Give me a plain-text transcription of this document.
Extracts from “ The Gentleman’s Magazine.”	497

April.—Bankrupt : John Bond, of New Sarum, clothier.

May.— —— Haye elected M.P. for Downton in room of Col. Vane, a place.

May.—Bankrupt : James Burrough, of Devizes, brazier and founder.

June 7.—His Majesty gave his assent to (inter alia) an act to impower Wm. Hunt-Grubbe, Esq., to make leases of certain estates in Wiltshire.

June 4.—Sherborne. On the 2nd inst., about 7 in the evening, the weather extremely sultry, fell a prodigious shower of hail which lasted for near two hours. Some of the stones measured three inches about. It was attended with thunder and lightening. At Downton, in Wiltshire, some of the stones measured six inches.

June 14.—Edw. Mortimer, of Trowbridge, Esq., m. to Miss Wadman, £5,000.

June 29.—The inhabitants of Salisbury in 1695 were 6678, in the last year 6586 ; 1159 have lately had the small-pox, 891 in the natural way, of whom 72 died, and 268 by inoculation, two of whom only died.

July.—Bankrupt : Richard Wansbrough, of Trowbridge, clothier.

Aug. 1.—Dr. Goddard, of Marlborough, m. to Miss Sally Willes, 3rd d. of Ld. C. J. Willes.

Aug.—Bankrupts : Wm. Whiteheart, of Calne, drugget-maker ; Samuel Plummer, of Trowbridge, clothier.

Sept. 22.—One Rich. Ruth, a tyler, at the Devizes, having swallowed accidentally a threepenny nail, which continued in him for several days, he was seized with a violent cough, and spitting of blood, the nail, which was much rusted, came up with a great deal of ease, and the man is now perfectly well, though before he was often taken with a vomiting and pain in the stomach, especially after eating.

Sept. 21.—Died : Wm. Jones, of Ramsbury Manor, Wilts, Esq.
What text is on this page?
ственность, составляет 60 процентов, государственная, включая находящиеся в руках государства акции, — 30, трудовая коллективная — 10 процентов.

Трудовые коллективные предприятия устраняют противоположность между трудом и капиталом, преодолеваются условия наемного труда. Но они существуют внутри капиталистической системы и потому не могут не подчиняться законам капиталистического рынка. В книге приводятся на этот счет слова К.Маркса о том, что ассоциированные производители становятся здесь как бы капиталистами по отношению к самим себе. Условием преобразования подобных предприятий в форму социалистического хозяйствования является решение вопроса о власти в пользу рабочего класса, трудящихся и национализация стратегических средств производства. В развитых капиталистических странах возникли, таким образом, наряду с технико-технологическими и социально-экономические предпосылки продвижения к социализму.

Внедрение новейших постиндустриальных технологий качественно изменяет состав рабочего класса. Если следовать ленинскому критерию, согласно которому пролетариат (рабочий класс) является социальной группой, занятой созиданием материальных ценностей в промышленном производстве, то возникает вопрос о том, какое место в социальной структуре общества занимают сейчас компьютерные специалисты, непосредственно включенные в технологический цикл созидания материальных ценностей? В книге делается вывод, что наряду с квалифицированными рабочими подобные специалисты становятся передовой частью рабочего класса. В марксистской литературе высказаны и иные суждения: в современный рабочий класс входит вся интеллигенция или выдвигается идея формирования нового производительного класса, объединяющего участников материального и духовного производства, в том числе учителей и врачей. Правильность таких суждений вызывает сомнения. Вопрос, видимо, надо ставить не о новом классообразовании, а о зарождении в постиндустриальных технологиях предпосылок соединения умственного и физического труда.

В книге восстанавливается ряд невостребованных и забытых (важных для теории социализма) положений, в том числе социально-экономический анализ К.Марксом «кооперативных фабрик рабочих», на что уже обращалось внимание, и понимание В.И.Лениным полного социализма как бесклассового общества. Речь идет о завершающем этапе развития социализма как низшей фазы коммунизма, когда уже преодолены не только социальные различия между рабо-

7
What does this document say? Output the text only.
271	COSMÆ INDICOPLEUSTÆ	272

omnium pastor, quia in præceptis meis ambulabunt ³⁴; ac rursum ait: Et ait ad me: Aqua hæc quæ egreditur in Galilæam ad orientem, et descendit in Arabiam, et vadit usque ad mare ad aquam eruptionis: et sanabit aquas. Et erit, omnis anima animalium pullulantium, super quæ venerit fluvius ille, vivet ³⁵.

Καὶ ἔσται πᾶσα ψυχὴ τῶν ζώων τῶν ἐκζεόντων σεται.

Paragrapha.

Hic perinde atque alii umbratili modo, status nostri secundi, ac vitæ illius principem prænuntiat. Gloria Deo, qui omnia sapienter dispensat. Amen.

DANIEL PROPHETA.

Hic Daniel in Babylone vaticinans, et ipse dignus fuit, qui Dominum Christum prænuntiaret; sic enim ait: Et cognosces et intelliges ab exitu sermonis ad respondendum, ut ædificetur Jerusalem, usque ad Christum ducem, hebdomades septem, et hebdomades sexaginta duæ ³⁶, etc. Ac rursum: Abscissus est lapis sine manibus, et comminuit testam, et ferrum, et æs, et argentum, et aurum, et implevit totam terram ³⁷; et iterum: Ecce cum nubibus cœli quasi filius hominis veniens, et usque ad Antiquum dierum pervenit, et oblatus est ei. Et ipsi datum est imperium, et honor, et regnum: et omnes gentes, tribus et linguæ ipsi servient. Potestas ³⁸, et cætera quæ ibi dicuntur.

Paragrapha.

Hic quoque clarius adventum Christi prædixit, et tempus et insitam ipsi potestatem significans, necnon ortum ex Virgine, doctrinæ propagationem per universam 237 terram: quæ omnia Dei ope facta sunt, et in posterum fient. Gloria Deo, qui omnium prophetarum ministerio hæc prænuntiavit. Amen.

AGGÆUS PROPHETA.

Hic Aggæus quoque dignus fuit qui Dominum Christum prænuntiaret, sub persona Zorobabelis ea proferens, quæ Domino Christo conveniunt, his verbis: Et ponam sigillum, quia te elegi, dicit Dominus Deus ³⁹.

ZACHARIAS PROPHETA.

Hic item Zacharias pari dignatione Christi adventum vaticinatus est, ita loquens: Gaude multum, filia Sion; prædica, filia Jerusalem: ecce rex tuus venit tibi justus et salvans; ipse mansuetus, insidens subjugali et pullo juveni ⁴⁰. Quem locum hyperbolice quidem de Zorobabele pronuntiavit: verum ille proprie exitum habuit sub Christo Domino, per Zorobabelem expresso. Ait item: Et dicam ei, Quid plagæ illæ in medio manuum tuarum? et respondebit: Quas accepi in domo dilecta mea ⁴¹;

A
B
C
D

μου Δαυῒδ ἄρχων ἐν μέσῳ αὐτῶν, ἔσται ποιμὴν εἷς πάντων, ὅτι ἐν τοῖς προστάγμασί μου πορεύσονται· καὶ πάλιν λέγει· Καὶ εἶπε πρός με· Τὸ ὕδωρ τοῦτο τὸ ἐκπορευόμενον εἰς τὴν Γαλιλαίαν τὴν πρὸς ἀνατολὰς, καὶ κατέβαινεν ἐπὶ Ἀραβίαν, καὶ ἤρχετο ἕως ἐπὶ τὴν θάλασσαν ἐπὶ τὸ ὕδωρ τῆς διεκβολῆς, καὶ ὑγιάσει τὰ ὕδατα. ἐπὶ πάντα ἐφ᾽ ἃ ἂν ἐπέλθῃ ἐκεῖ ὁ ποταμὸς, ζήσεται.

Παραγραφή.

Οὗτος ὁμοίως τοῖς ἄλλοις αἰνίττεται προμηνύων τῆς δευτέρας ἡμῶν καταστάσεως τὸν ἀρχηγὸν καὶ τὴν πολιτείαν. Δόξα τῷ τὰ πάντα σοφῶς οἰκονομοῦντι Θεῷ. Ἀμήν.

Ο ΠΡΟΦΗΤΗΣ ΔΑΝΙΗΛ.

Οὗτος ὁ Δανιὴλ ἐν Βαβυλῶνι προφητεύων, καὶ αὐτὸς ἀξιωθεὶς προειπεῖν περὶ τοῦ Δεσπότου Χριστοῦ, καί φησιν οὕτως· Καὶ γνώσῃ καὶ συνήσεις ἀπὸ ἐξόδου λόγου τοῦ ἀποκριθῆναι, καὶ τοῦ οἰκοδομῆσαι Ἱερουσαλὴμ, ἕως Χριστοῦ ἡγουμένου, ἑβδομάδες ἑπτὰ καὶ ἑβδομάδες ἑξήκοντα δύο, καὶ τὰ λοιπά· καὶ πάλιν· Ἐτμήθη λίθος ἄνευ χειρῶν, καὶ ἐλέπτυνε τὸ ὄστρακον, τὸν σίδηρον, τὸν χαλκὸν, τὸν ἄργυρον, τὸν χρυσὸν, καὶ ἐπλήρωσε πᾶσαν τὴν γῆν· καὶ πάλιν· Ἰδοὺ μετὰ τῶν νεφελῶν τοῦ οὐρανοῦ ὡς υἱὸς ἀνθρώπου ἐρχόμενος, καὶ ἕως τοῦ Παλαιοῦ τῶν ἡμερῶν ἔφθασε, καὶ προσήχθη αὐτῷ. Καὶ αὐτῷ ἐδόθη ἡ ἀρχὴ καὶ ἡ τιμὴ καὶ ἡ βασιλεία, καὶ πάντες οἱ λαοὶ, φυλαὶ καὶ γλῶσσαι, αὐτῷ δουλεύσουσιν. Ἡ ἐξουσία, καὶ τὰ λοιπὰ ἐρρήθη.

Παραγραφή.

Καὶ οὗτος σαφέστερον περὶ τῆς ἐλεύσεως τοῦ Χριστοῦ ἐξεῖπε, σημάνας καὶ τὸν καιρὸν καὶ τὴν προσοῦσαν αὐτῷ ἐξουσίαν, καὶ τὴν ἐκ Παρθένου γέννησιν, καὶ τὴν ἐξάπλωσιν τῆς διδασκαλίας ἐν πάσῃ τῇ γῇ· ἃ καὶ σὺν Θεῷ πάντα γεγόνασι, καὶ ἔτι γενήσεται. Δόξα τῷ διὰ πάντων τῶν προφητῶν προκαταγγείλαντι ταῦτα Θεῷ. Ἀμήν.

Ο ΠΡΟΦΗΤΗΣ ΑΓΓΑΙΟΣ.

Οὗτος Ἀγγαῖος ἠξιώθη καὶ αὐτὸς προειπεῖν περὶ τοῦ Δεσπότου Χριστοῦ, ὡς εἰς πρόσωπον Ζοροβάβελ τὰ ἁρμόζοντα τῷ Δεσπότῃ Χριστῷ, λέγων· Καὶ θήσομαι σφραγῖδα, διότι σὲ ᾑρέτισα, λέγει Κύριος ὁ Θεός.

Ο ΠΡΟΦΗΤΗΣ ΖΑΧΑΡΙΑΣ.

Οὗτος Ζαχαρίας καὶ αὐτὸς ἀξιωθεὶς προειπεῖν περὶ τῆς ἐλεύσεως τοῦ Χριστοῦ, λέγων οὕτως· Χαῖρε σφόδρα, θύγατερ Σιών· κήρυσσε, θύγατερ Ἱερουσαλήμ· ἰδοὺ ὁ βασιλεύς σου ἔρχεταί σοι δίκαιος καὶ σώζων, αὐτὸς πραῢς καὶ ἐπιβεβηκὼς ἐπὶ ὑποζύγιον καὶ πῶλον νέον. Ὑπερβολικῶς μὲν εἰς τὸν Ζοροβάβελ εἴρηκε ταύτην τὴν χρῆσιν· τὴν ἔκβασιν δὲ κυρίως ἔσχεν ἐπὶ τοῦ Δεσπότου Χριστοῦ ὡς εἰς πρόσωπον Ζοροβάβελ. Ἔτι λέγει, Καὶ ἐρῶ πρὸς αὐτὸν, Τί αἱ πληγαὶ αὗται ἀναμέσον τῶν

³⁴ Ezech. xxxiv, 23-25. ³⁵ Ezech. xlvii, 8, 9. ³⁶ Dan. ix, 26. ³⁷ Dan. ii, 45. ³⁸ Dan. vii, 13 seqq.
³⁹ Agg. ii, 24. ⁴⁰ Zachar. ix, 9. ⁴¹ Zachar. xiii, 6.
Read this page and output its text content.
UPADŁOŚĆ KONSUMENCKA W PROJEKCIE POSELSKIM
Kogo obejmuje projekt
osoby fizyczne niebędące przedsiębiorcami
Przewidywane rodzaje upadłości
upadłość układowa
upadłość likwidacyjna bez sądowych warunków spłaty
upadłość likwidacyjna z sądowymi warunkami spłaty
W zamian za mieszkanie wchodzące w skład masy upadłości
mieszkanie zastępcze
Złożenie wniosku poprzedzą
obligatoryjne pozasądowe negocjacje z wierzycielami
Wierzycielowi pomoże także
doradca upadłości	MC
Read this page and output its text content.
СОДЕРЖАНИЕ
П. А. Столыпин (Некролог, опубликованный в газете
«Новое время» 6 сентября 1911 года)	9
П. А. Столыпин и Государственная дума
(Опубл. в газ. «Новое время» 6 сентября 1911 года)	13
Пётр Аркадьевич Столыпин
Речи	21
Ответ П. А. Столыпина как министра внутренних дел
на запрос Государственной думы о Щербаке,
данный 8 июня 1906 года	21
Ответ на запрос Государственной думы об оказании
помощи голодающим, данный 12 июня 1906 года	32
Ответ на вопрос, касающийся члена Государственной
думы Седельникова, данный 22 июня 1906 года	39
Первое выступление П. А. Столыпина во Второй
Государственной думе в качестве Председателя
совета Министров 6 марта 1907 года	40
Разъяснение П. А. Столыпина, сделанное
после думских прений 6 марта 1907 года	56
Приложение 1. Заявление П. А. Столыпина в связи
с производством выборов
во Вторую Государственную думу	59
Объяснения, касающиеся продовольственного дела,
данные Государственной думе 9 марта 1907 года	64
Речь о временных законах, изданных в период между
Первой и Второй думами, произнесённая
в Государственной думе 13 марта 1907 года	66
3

• [Your task] Using the material above, copy every line in which the string "Gloria" occurs.

• [In response]
Hic perinde atque alii umbratili modo, status nostri secundi, ac vitæ illius principem prænuntiat. Gloria Deo, qui omnia sapienter dispensat. Amen.
Hic quoque clarius adventum Christi prædixit, et tempus et insitam ipsi potestatem significans, necnon ortum ex Virgine, doctrinæ propagationem per universam 237 terram: quæ omnia Dei ope facta sunt, et in posterum fient. Gloria Deo, qui omnium prophetarum ministerio hæc prænuntiavit. Amen.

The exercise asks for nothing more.